DATA PROVIDED:
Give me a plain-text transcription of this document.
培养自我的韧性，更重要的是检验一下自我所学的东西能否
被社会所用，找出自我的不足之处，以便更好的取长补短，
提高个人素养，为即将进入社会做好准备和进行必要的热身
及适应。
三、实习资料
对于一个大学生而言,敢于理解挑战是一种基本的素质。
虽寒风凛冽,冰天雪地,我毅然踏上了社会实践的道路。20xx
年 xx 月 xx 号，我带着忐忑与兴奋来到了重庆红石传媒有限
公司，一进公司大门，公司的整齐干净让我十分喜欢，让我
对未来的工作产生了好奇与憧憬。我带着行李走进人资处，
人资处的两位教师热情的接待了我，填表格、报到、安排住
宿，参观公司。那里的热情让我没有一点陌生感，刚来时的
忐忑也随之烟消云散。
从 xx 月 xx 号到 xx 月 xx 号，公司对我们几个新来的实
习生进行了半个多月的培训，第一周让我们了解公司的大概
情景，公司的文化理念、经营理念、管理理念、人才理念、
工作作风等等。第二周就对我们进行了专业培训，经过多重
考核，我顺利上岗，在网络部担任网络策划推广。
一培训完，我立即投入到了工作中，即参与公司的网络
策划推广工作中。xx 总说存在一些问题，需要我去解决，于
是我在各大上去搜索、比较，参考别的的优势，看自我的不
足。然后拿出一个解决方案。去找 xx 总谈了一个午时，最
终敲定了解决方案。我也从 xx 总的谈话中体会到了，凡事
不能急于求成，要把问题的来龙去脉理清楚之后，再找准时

AIM: Quote all of the entries exactly as they appear.

OUTPUT:
Give me a plain-text transcription of this document.
培养自我的韧性，更重要的是检验一下自我所学的东西能否
被社会所用，找出自我的不足之处，以便更好的取长补短，
提高个人素养，为即将进入社会做好准备和进行必要的热身
及适应。
三、实习资料
对于一个大学生而言,敢于理解挑战是一种基本的素质。
虽寒风凛冽,冰天雪地,我毅然踏上了社会实践的道路。20xx
年 xx 月 xx 号，我带着忐忑与兴奋来到了重庆红石传媒有限
公司，一进公司大门，公司的整齐干净让我十分喜欢，让我
对未来的工作产生了好奇与憧憬。我带着行李走进人资处，
人资处的两位教师热情的接待了我，填表格、报到、安排住
宿，参观公司。那里的热情让我没有一点陌生感，刚来时的
忐忑也随之烟消云散。
从 xx 月 xx 号到 xx 月 xx 号，公司对我们几个新来的实
习生进行了半个多月的培训，第一周让我们了解公司的大概
情景，公司的文化理念、经营理念、管理理念、人才理念、
工作作风等等。第二周就对我们进行了专业培训，经过多重
考核，我顺利上岗，在网络部担任网络策划推广。
一培训完，我立即投入到了工作中，即参与公司的网络
策划推广工作中。xx 总说存在一些问题，需要我去解决，于
是我在各大上去搜索、比较，参考别的的优势，看自我的不
足。然后拿出一个解决方案。去找 xx 总谈了一个午时，最
终敲定了解决方案。我也从 xx 总的谈话中体会到了，凡事
不能急于求成，要把问题的来龙去脉理清楚之后，再找准时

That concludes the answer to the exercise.